# THE PROBLEM
Give the records as a Markdown table with the columns Row and Record line, from the first line through the line that has "text-run: including [7,314,113,343]". Number each row and leave out blank lines.

# PROVIDED RECORDS
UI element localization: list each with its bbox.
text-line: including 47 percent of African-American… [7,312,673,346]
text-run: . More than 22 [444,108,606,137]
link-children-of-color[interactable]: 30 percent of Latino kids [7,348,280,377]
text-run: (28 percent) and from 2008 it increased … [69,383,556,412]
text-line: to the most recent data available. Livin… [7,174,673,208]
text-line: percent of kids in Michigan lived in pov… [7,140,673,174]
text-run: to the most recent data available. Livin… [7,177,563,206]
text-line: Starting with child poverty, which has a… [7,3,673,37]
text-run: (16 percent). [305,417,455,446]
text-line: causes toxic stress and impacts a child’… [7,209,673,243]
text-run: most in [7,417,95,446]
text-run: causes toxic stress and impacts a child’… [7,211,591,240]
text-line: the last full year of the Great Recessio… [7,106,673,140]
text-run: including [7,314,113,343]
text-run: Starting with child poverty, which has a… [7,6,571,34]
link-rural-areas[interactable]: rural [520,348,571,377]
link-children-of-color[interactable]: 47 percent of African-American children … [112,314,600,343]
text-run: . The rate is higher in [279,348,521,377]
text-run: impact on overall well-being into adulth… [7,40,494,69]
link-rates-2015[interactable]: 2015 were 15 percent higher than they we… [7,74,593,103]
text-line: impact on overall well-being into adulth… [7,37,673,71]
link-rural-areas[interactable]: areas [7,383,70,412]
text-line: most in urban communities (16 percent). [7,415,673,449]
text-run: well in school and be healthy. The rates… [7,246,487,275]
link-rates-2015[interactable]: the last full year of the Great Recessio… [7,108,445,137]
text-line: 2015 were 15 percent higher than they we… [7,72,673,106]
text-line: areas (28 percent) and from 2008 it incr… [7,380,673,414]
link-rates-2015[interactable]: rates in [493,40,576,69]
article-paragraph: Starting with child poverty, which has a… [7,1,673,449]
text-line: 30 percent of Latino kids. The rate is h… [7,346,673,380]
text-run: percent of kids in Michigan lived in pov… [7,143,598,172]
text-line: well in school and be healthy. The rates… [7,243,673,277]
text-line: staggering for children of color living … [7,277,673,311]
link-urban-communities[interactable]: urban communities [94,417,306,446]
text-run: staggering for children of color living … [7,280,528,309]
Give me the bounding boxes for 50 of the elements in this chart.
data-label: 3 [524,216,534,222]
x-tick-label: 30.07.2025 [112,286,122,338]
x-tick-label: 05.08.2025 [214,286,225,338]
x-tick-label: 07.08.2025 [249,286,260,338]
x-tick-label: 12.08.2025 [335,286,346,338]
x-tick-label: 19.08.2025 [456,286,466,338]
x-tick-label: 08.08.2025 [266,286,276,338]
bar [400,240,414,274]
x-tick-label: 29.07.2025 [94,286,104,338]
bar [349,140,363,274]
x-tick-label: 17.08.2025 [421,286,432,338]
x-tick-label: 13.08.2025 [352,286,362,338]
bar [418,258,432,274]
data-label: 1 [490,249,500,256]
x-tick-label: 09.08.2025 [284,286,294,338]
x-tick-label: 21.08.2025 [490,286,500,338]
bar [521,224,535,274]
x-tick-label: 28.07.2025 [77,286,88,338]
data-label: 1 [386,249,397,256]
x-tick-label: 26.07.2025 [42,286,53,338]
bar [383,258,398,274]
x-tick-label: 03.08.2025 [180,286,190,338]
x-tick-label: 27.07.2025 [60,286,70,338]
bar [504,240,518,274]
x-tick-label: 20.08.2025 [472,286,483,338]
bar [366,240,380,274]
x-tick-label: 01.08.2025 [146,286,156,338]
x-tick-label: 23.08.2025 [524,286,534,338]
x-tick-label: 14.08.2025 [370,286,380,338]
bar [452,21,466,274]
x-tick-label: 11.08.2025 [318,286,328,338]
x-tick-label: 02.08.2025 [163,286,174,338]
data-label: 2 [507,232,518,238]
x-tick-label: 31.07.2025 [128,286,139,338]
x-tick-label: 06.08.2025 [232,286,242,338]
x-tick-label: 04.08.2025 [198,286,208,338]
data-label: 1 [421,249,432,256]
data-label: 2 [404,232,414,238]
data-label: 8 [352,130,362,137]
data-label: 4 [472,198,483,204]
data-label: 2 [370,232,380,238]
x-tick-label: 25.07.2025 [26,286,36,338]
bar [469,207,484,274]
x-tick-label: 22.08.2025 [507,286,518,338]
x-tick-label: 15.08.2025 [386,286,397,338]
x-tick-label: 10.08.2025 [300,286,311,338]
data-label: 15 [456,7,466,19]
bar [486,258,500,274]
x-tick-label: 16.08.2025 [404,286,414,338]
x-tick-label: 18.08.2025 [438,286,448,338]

# EXPECTED ANSWER
| Row | Record line |
|---|---|
| 1 | UI element localization: list each with its bbox. |
| 2 | text-line: including 47 percent of African-American… [7,312,673,346] |
| 3 | text-run: . More than 22 [444,108,606,137] |
| 4 | link-children-of-color[interactable]: 30 percent of Latino kids [7,348,280,377] |
| 5 | text-run: (28 percent) and from 2008 it increased … [69,383,556,412] |
| 6 | text-line: to the most recent data available. Livin… [7,174,673,208] |
| 7 | text-line: percent of kids in Michigan lived in pov… [7,140,673,174] |
| 8 | text-run: to the most recent data available. Livin… [7,177,563,206] |
| 9 | text-line: Starting with child poverty, which has a… [7,3,673,37] |
| 10 | text-run: (16 percent). [305,417,455,446] |
| 11 | text-line: causes toxic stress and impacts a child’… [7,209,673,243] |
| 12 | text-run: most in [7,417,95,446] |
| 13 | text-run: causes toxic stress and impacts a child’… [7,211,591,240] |
| 14 | text-line: the last full year of the Great Recessio… [7,106,673,140] |
| 15 | text-run: including [7,314,113,343] |